* **Task**:
From the data that follows, report how many lines hold the string "πιπεριάς", giving only the number.

* **Extracted information**:
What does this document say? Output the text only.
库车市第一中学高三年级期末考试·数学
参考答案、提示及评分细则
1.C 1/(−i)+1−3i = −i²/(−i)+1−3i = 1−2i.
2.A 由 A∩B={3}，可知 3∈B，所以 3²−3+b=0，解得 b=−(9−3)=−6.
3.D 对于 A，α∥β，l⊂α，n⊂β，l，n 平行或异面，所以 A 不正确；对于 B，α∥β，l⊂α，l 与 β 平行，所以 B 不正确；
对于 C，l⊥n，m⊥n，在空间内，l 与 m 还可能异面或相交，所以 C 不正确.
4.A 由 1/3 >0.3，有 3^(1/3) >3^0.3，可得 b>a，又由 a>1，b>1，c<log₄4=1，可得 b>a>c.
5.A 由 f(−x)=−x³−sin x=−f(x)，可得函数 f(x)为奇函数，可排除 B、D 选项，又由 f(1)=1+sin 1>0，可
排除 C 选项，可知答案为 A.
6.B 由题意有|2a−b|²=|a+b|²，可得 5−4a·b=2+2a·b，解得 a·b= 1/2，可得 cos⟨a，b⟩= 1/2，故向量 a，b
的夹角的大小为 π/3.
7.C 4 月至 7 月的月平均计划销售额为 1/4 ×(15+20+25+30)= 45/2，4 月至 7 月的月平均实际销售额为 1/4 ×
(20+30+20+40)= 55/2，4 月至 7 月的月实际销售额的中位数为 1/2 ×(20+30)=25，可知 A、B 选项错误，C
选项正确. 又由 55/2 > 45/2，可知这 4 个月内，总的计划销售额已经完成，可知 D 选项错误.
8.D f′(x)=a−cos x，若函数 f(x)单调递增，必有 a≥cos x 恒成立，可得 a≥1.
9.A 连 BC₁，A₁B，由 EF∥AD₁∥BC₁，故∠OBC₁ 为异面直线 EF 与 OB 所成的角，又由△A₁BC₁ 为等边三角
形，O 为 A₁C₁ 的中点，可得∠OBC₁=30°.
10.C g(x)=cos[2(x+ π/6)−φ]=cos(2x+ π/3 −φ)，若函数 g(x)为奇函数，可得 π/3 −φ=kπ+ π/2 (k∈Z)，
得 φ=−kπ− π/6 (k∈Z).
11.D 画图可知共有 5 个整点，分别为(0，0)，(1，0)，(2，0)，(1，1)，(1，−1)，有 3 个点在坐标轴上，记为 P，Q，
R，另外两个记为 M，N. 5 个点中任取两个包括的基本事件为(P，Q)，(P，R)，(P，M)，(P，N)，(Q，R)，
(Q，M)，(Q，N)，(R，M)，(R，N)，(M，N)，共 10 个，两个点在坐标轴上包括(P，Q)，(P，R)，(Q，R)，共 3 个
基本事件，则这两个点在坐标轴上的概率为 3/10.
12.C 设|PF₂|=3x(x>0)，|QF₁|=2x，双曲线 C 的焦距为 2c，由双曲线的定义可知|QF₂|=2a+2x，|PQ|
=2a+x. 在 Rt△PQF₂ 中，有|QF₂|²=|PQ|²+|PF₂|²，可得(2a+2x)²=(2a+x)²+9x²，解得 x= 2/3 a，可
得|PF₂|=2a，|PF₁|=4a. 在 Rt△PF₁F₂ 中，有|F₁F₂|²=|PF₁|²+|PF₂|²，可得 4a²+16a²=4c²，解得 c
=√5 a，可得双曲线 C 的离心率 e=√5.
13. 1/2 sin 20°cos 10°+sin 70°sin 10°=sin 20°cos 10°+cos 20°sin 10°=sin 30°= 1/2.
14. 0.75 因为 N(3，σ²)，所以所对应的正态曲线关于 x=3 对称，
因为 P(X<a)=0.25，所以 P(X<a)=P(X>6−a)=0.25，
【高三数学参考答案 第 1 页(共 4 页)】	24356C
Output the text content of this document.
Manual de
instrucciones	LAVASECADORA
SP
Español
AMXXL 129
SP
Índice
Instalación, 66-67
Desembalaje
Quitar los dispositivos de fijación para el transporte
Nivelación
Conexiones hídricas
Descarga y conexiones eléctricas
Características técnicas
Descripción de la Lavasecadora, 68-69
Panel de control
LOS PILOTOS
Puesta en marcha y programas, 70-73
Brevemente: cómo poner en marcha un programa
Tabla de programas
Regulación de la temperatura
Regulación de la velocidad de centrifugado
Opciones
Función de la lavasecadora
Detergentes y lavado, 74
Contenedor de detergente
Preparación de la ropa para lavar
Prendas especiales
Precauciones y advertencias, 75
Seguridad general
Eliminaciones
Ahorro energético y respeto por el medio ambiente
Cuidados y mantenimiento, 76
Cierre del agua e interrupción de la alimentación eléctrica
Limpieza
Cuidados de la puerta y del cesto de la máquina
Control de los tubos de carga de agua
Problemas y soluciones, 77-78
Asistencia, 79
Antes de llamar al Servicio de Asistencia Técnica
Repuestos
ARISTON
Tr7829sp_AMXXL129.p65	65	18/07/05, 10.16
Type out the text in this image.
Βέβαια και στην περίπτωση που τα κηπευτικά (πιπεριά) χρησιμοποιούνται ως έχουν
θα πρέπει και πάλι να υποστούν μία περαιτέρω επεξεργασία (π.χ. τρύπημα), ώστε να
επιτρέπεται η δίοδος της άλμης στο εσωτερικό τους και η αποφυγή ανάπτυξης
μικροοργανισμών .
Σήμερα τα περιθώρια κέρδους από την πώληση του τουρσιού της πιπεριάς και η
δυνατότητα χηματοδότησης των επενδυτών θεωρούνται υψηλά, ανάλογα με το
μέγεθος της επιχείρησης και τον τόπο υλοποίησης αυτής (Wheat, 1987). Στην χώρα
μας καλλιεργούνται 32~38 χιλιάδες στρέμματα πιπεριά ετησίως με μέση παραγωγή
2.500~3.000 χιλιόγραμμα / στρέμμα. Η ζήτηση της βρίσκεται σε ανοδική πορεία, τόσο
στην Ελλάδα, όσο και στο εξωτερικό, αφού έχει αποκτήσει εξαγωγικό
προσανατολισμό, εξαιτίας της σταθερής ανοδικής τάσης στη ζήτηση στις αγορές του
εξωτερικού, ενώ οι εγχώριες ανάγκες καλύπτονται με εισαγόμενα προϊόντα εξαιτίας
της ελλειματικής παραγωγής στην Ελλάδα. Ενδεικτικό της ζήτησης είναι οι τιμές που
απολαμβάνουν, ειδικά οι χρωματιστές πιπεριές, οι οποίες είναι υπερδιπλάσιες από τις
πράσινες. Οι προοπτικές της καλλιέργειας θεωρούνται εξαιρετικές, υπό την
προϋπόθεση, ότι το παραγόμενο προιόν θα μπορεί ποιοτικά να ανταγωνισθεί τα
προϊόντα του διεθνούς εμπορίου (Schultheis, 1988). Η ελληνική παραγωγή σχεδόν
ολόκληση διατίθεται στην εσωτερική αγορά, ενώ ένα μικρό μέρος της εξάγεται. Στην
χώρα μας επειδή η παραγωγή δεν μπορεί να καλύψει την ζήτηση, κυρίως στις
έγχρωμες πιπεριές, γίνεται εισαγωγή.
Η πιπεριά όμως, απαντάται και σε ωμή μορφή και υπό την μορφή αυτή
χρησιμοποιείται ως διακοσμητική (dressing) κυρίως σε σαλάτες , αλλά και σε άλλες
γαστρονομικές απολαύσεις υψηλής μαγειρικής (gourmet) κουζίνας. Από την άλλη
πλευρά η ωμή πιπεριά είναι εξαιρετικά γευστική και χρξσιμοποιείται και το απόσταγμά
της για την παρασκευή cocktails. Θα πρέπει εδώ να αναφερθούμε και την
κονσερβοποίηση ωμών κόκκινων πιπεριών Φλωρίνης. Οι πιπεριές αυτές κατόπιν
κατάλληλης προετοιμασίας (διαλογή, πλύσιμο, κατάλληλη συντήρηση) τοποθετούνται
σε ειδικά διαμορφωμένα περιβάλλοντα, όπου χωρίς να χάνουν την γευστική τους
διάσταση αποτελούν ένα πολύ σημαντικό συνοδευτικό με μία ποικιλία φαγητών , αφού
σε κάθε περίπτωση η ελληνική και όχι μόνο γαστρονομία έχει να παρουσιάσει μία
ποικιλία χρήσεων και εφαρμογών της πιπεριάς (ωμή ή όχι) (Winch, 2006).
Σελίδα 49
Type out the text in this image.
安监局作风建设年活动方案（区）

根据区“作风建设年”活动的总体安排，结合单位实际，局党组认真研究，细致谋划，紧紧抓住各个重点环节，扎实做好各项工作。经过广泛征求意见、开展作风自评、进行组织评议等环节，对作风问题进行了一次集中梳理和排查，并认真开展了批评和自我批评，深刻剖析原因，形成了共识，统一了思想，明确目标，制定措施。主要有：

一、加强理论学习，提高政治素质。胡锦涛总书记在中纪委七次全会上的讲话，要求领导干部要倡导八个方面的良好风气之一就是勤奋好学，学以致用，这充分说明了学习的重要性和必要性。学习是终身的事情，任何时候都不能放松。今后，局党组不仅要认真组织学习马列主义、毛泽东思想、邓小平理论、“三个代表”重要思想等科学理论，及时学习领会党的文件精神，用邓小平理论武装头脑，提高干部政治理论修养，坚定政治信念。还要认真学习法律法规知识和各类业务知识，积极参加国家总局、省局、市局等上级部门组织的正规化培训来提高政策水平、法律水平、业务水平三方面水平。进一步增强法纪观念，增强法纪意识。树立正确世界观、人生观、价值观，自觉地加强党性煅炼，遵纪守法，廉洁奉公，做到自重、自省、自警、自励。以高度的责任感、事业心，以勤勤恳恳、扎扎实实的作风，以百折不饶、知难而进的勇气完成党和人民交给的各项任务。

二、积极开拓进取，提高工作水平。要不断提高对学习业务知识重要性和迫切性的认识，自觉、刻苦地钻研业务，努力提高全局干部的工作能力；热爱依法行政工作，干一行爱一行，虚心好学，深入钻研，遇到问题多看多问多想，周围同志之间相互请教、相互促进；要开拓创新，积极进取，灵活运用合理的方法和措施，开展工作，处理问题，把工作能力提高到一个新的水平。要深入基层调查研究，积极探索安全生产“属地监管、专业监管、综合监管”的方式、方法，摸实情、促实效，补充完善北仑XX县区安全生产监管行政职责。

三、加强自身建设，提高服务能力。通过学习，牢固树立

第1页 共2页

* **Exercise response**:
2